Reproduce each record below exactly as written.

— start DATA TO USE —

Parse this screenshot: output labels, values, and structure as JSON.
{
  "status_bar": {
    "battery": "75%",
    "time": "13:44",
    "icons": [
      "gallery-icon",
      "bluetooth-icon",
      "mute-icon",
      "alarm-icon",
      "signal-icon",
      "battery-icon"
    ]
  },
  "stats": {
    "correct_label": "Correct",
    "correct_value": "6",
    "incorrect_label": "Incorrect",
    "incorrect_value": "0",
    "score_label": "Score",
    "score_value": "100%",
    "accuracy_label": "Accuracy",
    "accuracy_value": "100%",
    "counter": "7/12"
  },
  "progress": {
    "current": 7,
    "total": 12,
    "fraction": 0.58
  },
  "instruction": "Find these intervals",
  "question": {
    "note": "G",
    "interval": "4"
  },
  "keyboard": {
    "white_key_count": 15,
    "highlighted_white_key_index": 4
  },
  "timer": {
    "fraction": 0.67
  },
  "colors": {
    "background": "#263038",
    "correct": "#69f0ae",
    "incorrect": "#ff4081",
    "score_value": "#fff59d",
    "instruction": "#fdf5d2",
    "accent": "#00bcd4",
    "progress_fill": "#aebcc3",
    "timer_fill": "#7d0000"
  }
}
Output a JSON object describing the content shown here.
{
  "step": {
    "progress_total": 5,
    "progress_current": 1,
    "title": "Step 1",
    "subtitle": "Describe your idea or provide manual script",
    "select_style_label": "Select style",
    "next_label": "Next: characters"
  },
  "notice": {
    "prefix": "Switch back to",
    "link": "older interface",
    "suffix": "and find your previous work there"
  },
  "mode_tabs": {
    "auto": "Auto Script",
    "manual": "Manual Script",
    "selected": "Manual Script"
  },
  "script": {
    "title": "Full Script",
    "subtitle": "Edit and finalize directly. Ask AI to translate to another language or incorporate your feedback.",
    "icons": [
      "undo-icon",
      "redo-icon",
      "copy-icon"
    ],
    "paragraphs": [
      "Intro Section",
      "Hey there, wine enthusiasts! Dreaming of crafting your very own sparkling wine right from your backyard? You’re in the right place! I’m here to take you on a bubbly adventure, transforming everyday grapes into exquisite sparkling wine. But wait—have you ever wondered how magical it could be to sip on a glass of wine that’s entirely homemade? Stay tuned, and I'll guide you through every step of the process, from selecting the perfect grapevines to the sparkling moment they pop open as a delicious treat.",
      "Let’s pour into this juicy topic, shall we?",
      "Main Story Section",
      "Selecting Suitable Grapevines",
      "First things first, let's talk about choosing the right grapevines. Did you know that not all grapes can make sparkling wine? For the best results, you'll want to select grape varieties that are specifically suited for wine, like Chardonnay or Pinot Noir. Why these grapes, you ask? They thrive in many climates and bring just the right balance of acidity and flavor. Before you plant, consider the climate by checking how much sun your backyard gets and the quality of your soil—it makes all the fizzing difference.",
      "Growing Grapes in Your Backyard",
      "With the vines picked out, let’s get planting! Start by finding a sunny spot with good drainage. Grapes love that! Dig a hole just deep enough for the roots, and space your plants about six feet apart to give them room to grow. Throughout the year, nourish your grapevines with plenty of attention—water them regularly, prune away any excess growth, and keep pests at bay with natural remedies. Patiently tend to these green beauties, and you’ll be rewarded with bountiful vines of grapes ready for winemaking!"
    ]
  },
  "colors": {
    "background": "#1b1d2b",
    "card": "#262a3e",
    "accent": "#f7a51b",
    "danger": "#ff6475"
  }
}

— end DATA TO USE —

*EXERCISE SOLUTION*:
Parse this screenshot: output labels, values, and structure as JSON.
{
  "status_bar": {
    "battery": "75%",
    "time": "13:44",
    "icons": [
      "gallery-icon",
      "bluetooth-icon",
      "mute-icon",
      "alarm-icon",
      "signal-icon",
      "battery-icon"
    ]
  },
  "stats": {
    "correct_label": "Correct",
    "correct_value": "6",
    "incorrect_label": "Incorrect",
    "incorrect_value": "0",
    "score_label": "Score",
    "score_value": "100%",
    "accuracy_label": "Accuracy",
    "accuracy_value": "100%",
    "counter": "7/12"
  },
  "progress": {
    "current": 7,
    "total": 12,
    "fraction": 0.58
  },
  "instruction": "Find these intervals",
  "question": {
    "note": "G",
    "interval": "4"
  },
  "keyboard": {
    "white_key_count": 15,
    "highlighted_white_key_index": 4
  },
  "timer": {
    "fraction": 0.67
  },
  "colors": {
    "background": "#263038",
    "correct": "#69f0ae",
    "incorrect": "#ff4081",
    "score_value": "#fff59d",
    "instruction": "#fdf5d2",
    "accent": "#00bcd4",
    "progress_fill": "#aebcc3",
    "timer_fill": "#7d0000"
  }
}
Output a JSON object describing the content shown here.
{
  "step": {
    "progress_total": 5,
    "progress_current": 1,
    "title": "Step 1",
    "subtitle": "Describe your idea or provide manual script",
    "select_style_label": "Select style",
    "next_label": "Next: characters"
  },
  "notice": {
    "prefix": "Switch back to",
    "link": "older interface",
    "suffix": "and find your previous work there"
  },
  "mode_tabs": {
    "auto": "Auto Script",
    "manual": "Manual Script",
    "selected": "Manual Script"
  },
  "script": {
    "title": "Full Script",
    "subtitle": "Edit and finalize directly. Ask AI to translate to another language or incorporate your feedback.",
    "icons": [
      "undo-icon",
      "redo-icon",
      "copy-icon"
    ],
    "paragraphs": [
      "Intro Section",
      "Hey there, wine enthusiasts! Dreaming of crafting your very own sparkling wine right from your backyard? You’re in the right place! I’m here to take you on a bubbly adventure, transforming everyday grapes into exquisite sparkling wine. But wait—have you ever wondered how magical it could be to sip on a glass of wine that’s entirely homemade? Stay tuned, and I'll guide you through every step of the process, from selecting the perfect grapevines to the sparkling moment they pop open as a delicious treat.",
      "Let’s pour into this juicy topic, shall we?",
      "Main Story Section",
      "Selecting Suitable Grapevines",
      "First things first, let's talk about choosing the right grapevines. Did you know that not all grapes can make sparkling wine? For the best results, you'll want to select grape varieties that are specifically suited for wine, like Chardonnay or Pinot Noir. Why these grapes, you ask? They thrive in many climates and bring just the right balance of acidity and flavor. Before you plant, consider the climate by checking how much sun your backyard gets and the quality of your soil—it makes all the fizzing difference.",
      "Growing Grapes in Your Backyard",
      "With the vines picked out, let’s get planting! Start by finding a sunny spot with good drainage. Grapes love that! Dig a hole just deep enough for the roots, and space your plants about six feet apart to give them room to grow. Throughout the year, nourish your grapevines with plenty of attention—water them regularly, prune away any excess growth, and keep pests at bay with natural remedies. Patiently tend to these green beauties, and you’ll be rewarded with bountiful vines of grapes ready for winemaking!"
    ]
  },
  "colors": {
    "background": "#1b1d2b",
    "card": "#262a3e",
    "accent": "#f7a51b",
    "danger": "#ff6475"
  }
}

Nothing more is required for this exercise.